## Exercise details
Check every line below for the word "JSON" and show those that hold it.

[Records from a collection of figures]

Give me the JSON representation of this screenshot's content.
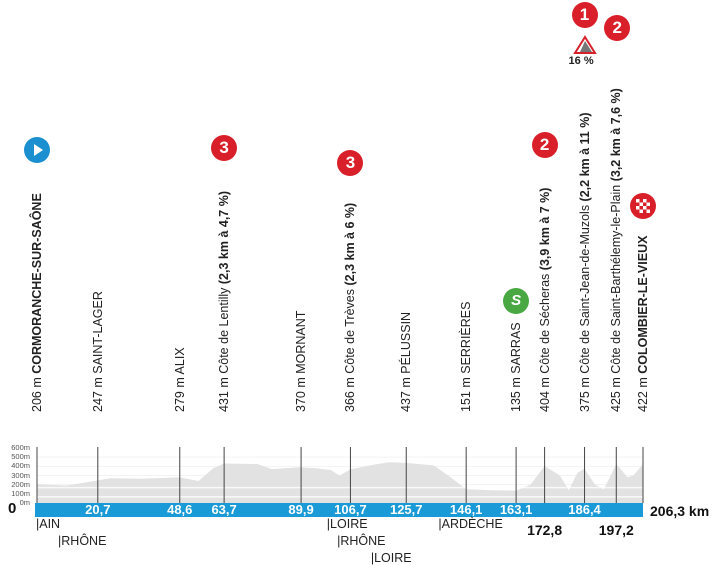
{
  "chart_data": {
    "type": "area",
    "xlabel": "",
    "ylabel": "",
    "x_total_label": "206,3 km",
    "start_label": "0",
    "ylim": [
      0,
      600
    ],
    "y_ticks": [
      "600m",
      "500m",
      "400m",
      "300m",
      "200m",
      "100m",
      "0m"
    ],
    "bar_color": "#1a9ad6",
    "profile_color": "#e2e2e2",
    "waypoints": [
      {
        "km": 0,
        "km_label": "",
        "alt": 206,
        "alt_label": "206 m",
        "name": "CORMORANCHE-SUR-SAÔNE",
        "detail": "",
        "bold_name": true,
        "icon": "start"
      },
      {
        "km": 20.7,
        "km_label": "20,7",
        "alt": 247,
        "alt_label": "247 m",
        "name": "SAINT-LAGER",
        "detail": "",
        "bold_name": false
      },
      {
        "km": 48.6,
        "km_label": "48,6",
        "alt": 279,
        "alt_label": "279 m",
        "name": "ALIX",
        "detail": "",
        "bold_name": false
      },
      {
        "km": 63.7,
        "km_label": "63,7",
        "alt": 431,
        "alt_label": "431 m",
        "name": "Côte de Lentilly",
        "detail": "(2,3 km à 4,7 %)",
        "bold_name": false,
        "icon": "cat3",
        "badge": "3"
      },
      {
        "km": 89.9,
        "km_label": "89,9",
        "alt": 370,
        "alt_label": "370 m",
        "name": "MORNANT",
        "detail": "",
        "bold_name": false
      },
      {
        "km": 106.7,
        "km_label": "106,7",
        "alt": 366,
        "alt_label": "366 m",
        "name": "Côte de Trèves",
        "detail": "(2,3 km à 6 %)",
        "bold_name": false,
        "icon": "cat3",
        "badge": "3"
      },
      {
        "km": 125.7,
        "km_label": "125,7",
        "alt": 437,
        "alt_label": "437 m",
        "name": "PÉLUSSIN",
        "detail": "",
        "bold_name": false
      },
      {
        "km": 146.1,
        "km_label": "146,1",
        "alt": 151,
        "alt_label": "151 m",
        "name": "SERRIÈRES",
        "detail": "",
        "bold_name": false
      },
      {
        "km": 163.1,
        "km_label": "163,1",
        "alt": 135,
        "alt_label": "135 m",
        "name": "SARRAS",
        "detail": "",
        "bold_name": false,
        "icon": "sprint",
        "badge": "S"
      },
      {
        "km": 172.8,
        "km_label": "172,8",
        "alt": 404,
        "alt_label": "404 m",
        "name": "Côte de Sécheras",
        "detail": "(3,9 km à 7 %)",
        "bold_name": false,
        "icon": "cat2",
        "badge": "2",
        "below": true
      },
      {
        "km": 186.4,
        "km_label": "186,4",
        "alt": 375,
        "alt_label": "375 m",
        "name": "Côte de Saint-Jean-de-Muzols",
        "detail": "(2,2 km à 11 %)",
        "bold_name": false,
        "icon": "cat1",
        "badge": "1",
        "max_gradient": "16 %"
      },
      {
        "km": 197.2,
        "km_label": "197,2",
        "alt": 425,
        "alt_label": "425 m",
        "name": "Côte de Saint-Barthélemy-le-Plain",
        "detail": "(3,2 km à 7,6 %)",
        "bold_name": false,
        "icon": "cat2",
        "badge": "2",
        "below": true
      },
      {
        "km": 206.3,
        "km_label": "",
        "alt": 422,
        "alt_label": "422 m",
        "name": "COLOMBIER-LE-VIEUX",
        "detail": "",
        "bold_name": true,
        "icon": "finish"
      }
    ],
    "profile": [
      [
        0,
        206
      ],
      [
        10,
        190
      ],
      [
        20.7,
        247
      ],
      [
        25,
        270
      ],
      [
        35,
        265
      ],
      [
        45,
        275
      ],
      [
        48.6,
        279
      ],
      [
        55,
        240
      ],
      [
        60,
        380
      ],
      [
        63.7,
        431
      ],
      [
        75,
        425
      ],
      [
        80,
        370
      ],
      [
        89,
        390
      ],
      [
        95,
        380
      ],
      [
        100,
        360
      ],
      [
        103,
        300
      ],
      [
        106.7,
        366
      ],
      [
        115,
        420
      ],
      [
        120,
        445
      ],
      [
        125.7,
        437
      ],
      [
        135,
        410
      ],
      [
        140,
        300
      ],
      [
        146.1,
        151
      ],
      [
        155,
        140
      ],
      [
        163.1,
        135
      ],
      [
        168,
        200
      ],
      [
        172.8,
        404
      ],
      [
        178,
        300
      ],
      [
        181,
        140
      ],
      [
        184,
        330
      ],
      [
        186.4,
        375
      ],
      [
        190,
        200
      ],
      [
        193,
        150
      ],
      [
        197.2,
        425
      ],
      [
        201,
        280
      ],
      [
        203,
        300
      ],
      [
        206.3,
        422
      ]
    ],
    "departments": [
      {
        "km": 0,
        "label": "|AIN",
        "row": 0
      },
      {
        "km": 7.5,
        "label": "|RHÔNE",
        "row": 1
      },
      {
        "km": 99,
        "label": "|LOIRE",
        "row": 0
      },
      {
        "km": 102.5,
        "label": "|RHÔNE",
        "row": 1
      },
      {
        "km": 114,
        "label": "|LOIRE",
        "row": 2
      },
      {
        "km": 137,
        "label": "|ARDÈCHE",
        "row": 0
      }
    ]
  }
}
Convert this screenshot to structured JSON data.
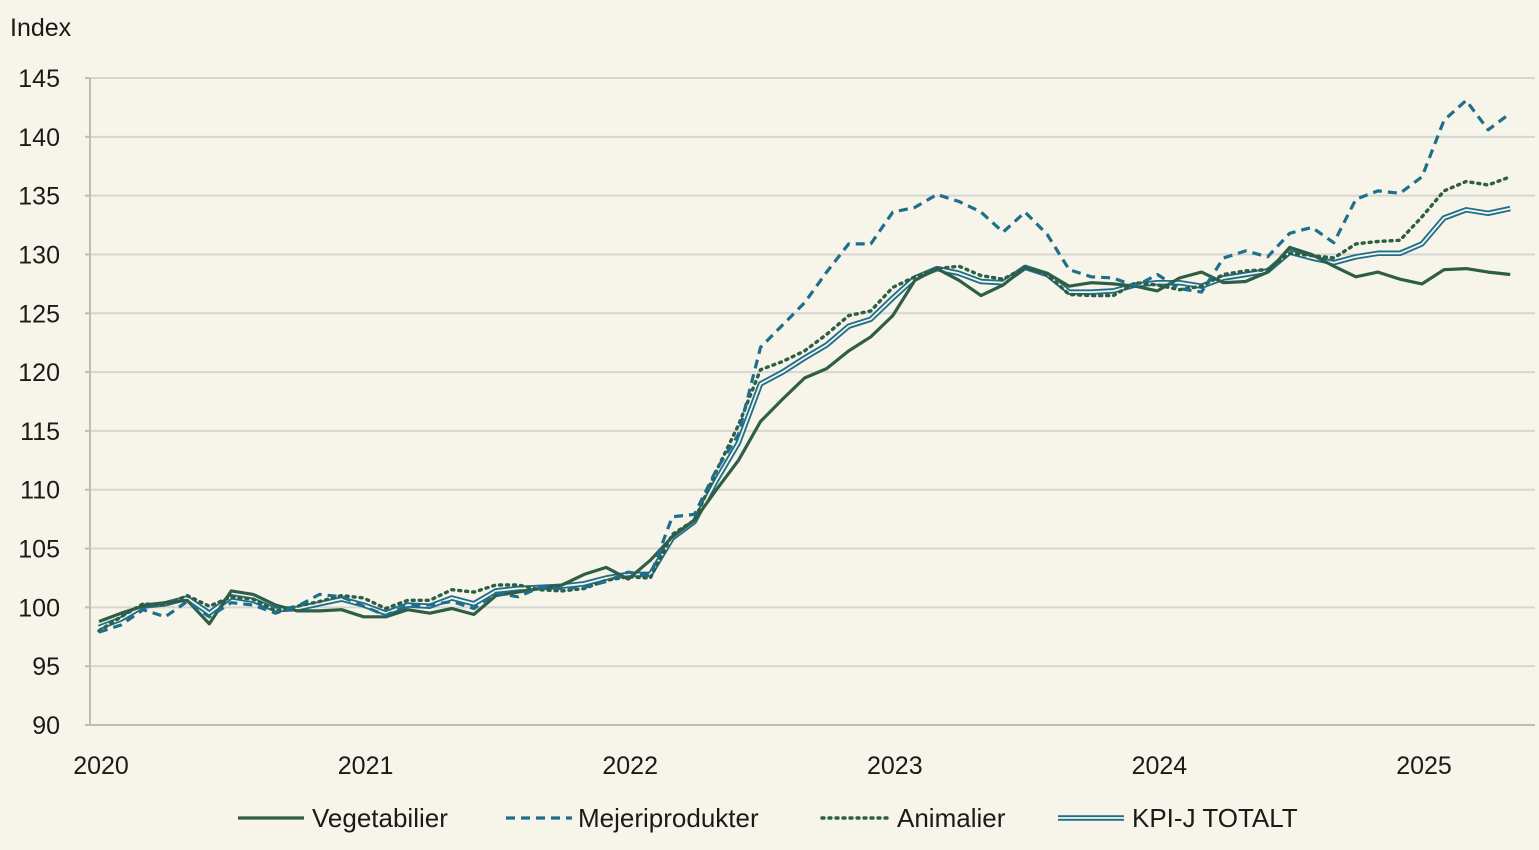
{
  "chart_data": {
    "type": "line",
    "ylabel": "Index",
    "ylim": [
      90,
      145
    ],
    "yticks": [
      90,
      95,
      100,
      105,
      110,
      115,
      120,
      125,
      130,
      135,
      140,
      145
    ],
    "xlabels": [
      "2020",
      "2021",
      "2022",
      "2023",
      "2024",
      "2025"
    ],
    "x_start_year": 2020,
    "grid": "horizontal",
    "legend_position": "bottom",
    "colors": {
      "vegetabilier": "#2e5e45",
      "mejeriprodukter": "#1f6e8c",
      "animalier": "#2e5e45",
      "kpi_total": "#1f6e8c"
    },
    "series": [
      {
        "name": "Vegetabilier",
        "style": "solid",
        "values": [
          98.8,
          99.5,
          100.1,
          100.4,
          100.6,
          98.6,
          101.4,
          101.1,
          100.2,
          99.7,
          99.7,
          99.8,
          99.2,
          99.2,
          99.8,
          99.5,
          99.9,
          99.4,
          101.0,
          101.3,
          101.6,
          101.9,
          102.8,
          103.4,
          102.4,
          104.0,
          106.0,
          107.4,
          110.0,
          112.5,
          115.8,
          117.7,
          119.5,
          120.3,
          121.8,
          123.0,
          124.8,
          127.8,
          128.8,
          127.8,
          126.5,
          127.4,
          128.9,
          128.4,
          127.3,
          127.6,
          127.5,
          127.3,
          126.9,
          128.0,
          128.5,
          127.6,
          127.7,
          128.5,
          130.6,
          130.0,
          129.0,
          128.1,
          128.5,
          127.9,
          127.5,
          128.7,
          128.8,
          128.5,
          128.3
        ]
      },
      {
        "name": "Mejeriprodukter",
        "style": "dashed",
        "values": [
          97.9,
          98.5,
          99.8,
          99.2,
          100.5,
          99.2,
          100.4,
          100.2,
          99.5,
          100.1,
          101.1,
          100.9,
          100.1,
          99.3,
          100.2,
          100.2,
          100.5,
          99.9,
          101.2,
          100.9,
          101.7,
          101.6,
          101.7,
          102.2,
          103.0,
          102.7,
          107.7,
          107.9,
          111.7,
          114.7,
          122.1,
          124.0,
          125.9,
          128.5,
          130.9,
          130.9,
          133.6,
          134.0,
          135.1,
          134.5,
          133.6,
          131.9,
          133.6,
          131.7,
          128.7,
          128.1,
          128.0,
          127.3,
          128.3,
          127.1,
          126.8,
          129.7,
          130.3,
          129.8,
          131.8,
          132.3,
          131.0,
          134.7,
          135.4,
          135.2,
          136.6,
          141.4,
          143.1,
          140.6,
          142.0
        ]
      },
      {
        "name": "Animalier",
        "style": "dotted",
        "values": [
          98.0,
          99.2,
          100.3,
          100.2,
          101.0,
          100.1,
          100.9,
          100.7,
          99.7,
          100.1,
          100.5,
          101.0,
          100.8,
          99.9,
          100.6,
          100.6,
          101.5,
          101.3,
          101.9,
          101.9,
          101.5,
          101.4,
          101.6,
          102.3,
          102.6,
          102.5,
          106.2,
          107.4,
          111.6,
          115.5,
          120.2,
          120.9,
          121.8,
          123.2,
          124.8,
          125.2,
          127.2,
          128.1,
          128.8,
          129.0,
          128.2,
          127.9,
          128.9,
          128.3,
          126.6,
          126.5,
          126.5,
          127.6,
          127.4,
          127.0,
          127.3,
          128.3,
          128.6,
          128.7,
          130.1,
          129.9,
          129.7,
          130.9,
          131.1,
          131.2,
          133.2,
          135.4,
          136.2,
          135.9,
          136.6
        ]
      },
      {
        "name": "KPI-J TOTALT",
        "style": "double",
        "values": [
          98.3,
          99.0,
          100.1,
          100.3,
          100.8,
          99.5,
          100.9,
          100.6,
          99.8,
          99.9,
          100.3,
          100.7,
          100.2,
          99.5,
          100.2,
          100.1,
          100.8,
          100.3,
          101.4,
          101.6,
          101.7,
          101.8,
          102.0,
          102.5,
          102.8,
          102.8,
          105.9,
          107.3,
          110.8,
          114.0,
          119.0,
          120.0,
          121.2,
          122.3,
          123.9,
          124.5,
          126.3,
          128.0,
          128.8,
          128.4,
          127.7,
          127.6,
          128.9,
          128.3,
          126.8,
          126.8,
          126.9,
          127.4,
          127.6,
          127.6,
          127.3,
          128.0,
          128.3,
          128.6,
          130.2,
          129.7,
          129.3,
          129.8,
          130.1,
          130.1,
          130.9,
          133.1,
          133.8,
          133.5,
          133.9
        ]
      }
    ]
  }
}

## The response
Give me the JSON representation of this screenshot's content.
Convert this screenshot to structured JSON data.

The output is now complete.